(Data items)

* * * * *

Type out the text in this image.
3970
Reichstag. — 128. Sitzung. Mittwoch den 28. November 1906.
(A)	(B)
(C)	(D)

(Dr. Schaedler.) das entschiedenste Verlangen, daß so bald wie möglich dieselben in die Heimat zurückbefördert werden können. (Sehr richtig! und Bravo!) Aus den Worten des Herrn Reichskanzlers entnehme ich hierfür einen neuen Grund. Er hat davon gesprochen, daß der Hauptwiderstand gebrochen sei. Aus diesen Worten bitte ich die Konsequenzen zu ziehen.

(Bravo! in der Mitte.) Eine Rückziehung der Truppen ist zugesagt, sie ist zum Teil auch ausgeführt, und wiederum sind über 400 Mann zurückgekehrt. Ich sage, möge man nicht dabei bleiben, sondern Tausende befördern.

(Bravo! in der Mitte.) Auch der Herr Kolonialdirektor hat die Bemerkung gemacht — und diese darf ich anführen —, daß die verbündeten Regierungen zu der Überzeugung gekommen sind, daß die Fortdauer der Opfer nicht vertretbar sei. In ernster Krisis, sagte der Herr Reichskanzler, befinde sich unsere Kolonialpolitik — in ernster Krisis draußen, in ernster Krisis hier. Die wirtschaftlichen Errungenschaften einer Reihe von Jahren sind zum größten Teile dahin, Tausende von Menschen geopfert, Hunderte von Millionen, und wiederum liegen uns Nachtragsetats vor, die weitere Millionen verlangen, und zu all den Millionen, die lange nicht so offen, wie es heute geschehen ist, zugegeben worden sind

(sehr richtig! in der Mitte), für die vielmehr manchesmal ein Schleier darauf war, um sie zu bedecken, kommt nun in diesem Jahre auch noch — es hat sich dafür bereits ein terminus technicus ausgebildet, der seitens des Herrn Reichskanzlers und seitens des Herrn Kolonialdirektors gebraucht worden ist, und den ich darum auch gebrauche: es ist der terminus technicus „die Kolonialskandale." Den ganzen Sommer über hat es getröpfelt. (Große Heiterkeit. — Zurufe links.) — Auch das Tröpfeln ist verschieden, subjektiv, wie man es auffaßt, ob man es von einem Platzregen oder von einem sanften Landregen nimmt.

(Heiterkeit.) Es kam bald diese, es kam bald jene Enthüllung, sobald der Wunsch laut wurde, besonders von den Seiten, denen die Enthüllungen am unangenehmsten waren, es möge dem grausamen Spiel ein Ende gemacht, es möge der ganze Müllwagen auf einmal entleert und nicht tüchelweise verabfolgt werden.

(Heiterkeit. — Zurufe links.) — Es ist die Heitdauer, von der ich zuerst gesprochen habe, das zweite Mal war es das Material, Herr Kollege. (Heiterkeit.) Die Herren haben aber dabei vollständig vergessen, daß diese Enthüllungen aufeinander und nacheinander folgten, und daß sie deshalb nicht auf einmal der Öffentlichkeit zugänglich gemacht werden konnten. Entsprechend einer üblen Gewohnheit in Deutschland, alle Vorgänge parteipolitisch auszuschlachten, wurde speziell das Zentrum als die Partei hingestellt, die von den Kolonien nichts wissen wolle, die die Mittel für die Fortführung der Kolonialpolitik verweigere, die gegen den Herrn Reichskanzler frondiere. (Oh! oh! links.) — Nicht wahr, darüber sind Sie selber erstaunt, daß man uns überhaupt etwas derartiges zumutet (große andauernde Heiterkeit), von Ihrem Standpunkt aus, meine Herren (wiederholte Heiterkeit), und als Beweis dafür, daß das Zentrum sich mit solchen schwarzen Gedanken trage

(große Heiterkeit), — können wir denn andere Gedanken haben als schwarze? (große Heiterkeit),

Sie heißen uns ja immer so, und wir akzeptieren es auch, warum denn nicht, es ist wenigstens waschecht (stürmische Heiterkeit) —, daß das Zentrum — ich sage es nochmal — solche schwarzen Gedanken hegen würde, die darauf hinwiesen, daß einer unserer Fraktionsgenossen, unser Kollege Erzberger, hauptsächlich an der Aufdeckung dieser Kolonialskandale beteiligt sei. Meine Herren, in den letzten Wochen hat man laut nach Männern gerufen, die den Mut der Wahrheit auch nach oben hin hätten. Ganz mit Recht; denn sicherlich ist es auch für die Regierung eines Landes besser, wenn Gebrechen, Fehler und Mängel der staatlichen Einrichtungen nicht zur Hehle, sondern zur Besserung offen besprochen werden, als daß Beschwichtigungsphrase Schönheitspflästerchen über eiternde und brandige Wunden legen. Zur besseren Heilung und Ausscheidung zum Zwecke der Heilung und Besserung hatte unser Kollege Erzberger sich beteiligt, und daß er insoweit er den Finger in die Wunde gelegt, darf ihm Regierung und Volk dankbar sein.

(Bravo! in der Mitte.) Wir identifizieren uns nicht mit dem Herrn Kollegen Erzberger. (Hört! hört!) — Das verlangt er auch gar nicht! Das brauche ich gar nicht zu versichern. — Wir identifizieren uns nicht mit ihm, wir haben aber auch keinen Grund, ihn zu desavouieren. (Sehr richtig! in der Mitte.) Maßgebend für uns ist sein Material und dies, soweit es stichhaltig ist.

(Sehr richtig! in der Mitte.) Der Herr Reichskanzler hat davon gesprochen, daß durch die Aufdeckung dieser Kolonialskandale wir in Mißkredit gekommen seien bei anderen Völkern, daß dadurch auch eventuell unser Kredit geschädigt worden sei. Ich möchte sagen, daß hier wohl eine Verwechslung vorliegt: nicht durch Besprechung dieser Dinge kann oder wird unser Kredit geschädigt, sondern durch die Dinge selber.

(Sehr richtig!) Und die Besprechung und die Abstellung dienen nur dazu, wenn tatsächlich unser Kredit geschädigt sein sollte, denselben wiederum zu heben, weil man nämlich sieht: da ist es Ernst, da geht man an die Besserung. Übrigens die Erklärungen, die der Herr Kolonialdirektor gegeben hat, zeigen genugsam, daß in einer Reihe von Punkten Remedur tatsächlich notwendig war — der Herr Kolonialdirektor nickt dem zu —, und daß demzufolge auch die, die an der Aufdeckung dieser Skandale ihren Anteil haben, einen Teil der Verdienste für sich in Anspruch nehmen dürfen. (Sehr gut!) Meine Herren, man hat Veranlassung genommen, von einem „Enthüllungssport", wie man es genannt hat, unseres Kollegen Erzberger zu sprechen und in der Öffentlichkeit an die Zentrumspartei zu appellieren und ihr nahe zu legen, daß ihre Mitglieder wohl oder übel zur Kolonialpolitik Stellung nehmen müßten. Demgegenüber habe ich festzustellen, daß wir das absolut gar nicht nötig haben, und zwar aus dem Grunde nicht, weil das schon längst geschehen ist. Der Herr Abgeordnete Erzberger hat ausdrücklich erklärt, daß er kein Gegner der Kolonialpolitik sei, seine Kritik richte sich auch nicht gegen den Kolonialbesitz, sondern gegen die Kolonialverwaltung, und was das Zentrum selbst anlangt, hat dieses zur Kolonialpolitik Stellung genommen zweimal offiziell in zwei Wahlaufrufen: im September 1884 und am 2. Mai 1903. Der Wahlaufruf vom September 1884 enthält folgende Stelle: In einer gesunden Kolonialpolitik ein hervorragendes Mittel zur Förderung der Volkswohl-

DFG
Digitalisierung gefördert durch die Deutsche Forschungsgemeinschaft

* * * * *

**Problem description**
Copy all the records exactly so that no character differs from the source.

**Output for this exercise**
Type out the text in this image.
3970
Reichstag. — 128. Sitzung. Mittwoch den 28. November 1906.
(A)	(B)
(C)	(D)

(Dr. Schaedler.) das entschiedenste Verlangen, daß so bald wie möglich dieselben in die Heimat zurückbefördert werden können. (Sehr richtig! und Bravo!) Aus den Worten des Herrn Reichskanzlers entnehme ich hierfür einen neuen Grund. Er hat davon gesprochen, daß der Hauptwiderstand gebrochen sei. Aus diesen Worten bitte ich die Konsequenzen zu ziehen.

(Bravo! in der Mitte.) Eine Rückziehung der Truppen ist zugesagt, sie ist zum Teil auch ausgeführt, und wiederum sind über 400 Mann zurückgekehrt. Ich sage, möge man nicht dabei bleiben, sondern Tausende befördern.

(Bravo! in der Mitte.) Auch der Herr Kolonialdirektor hat die Bemerkung gemacht — und diese darf ich anführen —, daß die verbündeten Regierungen zu der Überzeugung gekommen sind, daß die Fortdauer der Opfer nicht vertretbar sei. In ernster Krisis, sagte der Herr Reichskanzler, befinde sich unsere Kolonialpolitik — in ernster Krisis draußen, in ernster Krisis hier. Die wirtschaftlichen Errungenschaften einer Reihe von Jahren sind zum größten Teile dahin, Tausende von Menschen geopfert, Hunderte von Millionen, und wiederum liegen uns Nachtragsetats vor, die weitere Millionen verlangen, und zu all den Millionen, die lange nicht so offen, wie es heute geschehen ist, zugegeben worden sind

(sehr richtig! in der Mitte), für die vielmehr manchesmal ein Schleier darauf war, um sie zu bedecken, kommt nun in diesem Jahre auch noch — es hat sich dafür bereits ein terminus technicus ausgebildet, der seitens des Herrn Reichskanzlers und seitens des Herrn Kolonialdirektors gebraucht worden ist, und den ich darum auch gebrauche: es ist der terminus technicus „die Kolonialskandale." Den ganzen Sommer über hat es getröpfelt. (Große Heiterkeit. — Zurufe links.) — Auch das Tröpfeln ist verschieden, subjektiv, wie man es auffaßt, ob man es von einem Platzregen oder von einem sanften Landregen nimmt.

(Heiterkeit.) Es kam bald diese, es kam bald jene Enthüllung, sobald der Wunsch laut wurde, besonders von den Seiten, denen die Enthüllungen am unangenehmsten waren, es möge dem grausamen Spiel ein Ende gemacht, es möge der ganze Müllwagen auf einmal entleert und nicht tüchelweise verabfolgt werden.

(Heiterkeit. — Zurufe links.) — Es ist die Heitdauer, von der ich zuerst gesprochen habe, das zweite Mal war es das Material, Herr Kollege. (Heiterkeit.) Die Herren haben aber dabei vollständig vergessen, daß diese Enthüllungen aufeinander und nacheinander folgten, und daß sie deshalb nicht auf einmal der Öffentlichkeit zugänglich gemacht werden konnten. Entsprechend einer üblen Gewohnheit in Deutschland, alle Vorgänge parteipolitisch auszuschlachten, wurde speziell das Zentrum als die Partei hingestellt, die von den Kolonien nichts wissen wolle, die die Mittel für die Fortführung der Kolonialpolitik verweigere, die gegen den Herrn Reichskanzler frondiere. (Oh! oh! links.) — Nicht wahr, darüber sind Sie selber erstaunt, daß man uns überhaupt etwas derartiges zumutet (große andauernde Heiterkeit), von Ihrem Standpunkt aus, meine Herren (wiederholte Heiterkeit), und als Beweis dafür, daß das Zentrum sich mit solchen schwarzen Gedanken trage

(große Heiterkeit), — können wir denn andere Gedanken haben als schwarze? (große Heiterkeit),

Sie heißen uns ja immer so, und wir akzeptieren es auch, warum denn nicht, es ist wenigstens waschecht (stürmische Heiterkeit) —, daß das Zentrum — ich sage es nochmal — solche schwarzen Gedanken hegen würde, die darauf hinwiesen, daß einer unserer Fraktionsgenossen, unser Kollege Erzberger, hauptsächlich an der Aufdeckung dieser Kolonialskandale beteiligt sei. Meine Herren, in den letzten Wochen hat man laut nach Männern gerufen, die den Mut der Wahrheit auch nach oben hin hätten. Ganz mit Recht; denn sicherlich ist es auch für die Regierung eines Landes besser, wenn Gebrechen, Fehler und Mängel der staatlichen Einrichtungen nicht zur Hehle, sondern zur Besserung offen besprochen werden, als daß Beschwichtigungsphrase Schönheitspflästerchen über eiternde und brandige Wunden legen. Zur besseren Heilung und Ausscheidung zum Zwecke der Heilung und Besserung hatte unser Kollege Erzberger sich beteiligt, und daß er insoweit er den Finger in die Wunde gelegt, darf ihm Regierung und Volk dankbar sein.

(Bravo! in der Mitte.) Wir identifizieren uns nicht mit dem Herrn Kollegen Erzberger. (Hört! hört!) — Das verlangt er auch gar nicht! Das brauche ich gar nicht zu versichern. — Wir identifizieren uns nicht mit ihm, wir haben aber auch keinen Grund, ihn zu desavouieren. (Sehr richtig! in der Mitte.) Maßgebend für uns ist sein Material und dies, soweit es stichhaltig ist.

(Sehr richtig! in der Mitte.) Der Herr Reichskanzler hat davon gesprochen, daß durch die Aufdeckung dieser Kolonialskandale wir in Mißkredit gekommen seien bei anderen Völkern, daß dadurch auch eventuell unser Kredit geschädigt worden sei. Ich möchte sagen, daß hier wohl eine Verwechslung vorliegt: nicht durch Besprechung dieser Dinge kann oder wird unser Kredit geschädigt, sondern durch die Dinge selber.

(Sehr richtig!) Und die Besprechung und die Abstellung dienen nur dazu, wenn tatsächlich unser Kredit geschädigt sein sollte, denselben wiederum zu heben, weil man nämlich sieht: da ist es Ernst, da geht man an die Besserung. Übrigens die Erklärungen, die der Herr Kolonialdirektor gegeben hat, zeigen genugsam, daß in einer Reihe von Punkten Remedur tatsächlich notwendig war — der Herr Kolonialdirektor nickt dem zu —, und daß demzufolge auch die, die an der Aufdeckung dieser Skandale ihren Anteil haben, einen Teil der Verdienste für sich in Anspruch nehmen dürfen. (Sehr gut!) Meine Herren, man hat Veranlassung genommen, von einem „Enthüllungssport", wie man es genannt hat, unseres Kollegen Erzberger zu sprechen und in der Öffentlichkeit an die Zentrumspartei zu appellieren und ihr nahe zu legen, daß ihre Mitglieder wohl oder übel zur Kolonialpolitik Stellung nehmen müßten. Demgegenüber habe ich festzustellen, daß wir das absolut gar nicht nötig haben, und zwar aus dem Grunde nicht, weil das schon längst geschehen ist. Der Herr Abgeordnete Erzberger hat ausdrücklich erklärt, daß er kein Gegner der Kolonialpolitik sei, seine Kritik richte sich auch nicht gegen den Kolonialbesitz, sondern gegen die Kolonialverwaltung, und was das Zentrum selbst anlangt, hat dieses zur Kolonialpolitik Stellung genommen zweimal offiziell in zwei Wahlaufrufen: im September 1884 und am 2. Mai 1903. Der Wahlaufruf vom September 1884 enthält folgende Stelle: In einer gesunden Kolonialpolitik ein hervorragendes Mittel zur Förderung der Volkswohl-

DFG
Digitalisierung gefördert durch die Deutsche Forschungsgemeinschaft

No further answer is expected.